> _Exercise goal_: Copy nothing but the text: reproduce each line of the listing exactly and leave the pictures out.

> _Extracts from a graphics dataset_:

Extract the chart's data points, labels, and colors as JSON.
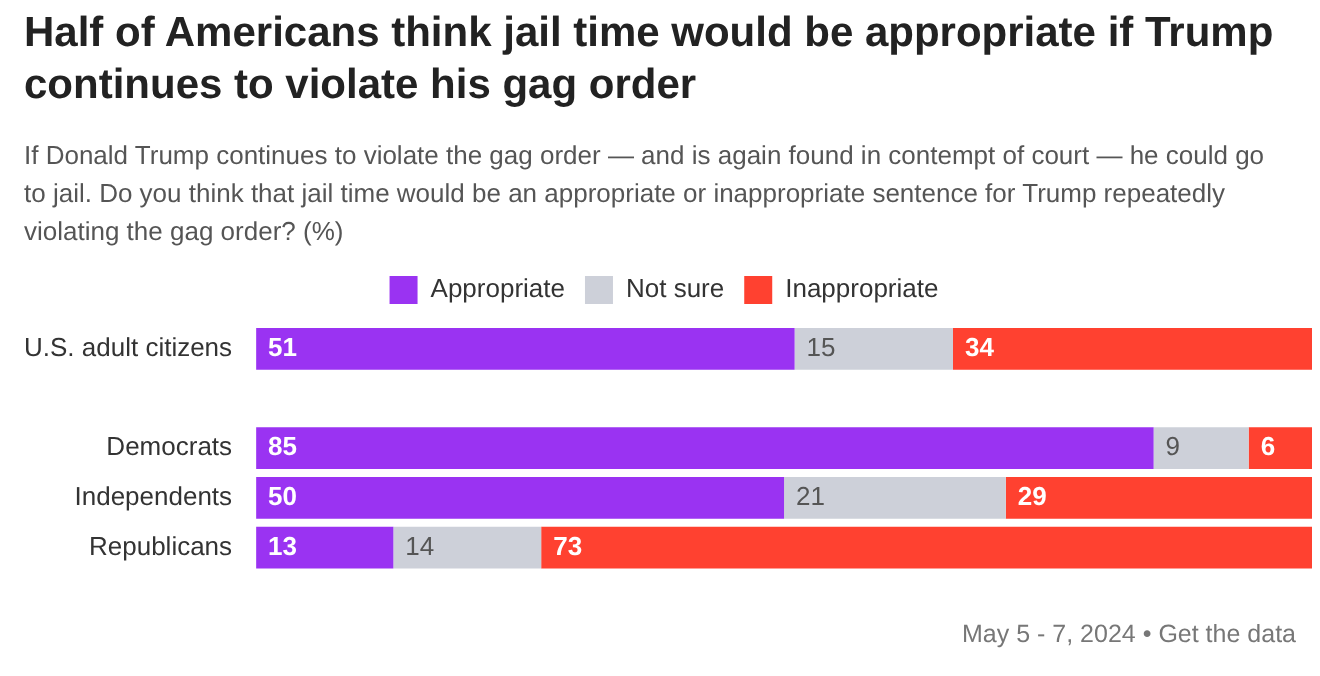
{
  "chart_data": {
    "type": "bar",
    "orientation": "horizontal",
    "stacked": true,
    "title": "Half of Americans think jail time would be appropriate if Trump continues to violate his gag order",
    "subtitle": "If Donald Trump continues to violate the gag order — and is again found in contempt of court — he could go to jail. Do you think that jail time would be an appropriate or inappropriate sentence for Trump repeatedly violating the gag order? (%)",
    "categories": [
      "U.S. adult citizens",
      null,
      "Democrats",
      "Independents",
      "Republicans"
    ],
    "series": [
      {
        "name": "Appropriate",
        "color": "#9a33f2",
        "values": [
          51,
          null,
          85,
          50,
          13
        ]
      },
      {
        "name": "Not sure",
        "color": "#cdd0d9",
        "values": [
          15,
          null,
          9,
          21,
          14
        ]
      },
      {
        "name": "Inappropriate",
        "color": "#ff4130",
        "values": [
          34,
          null,
          6,
          29,
          73
        ]
      }
    ],
    "xlim": [
      0,
      100
    ],
    "tick_labels": "y",
    "legend": "top",
    "data_labels": true,
    "annotations": [
      "May 5 - 7, 2024 • Get the data"
    ]
  }
}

> _Right answer_:
Extract the chart's data points, labels, and colors as JSON.
{
  "chart_data": {
    "type": "bar",
    "orientation": "horizontal",
    "stacked": true,
    "title": "Half of Americans think jail time would be appropriate if Trump continues to violate his gag order",
    "subtitle": "If Donald Trump continues to violate the gag order — and is again found in contempt of court — he could go to jail. Do you think that jail time would be an appropriate or inappropriate sentence for Trump repeatedly violating the gag order? (%)",
    "categories": [
      "U.S. adult citizens",
      null,
      "Democrats",
      "Independents",
      "Republicans"
    ],
    "series": [
      {
        "name": "Appropriate",
        "color": "#9a33f2",
        "values": [
          51,
          null,
          85,
          50,
          13
        ]
      },
      {
        "name": "Not sure",
        "color": "#cdd0d9",
        "values": [
          15,
          null,
          9,
          21,
          14
        ]
      },
      {
        "name": "Inappropriate",
        "color": "#ff4130",
        "values": [
          34,
          null,
          6,
          29,
          73
        ]
      }
    ],
    "xlim": [
      0,
      100
    ],
    "tick_labels": "y",
    "legend": "top",
    "data_labels": true,
    "annotations": [
      "May 5 - 7, 2024 • Get the data"
    ]
  }
}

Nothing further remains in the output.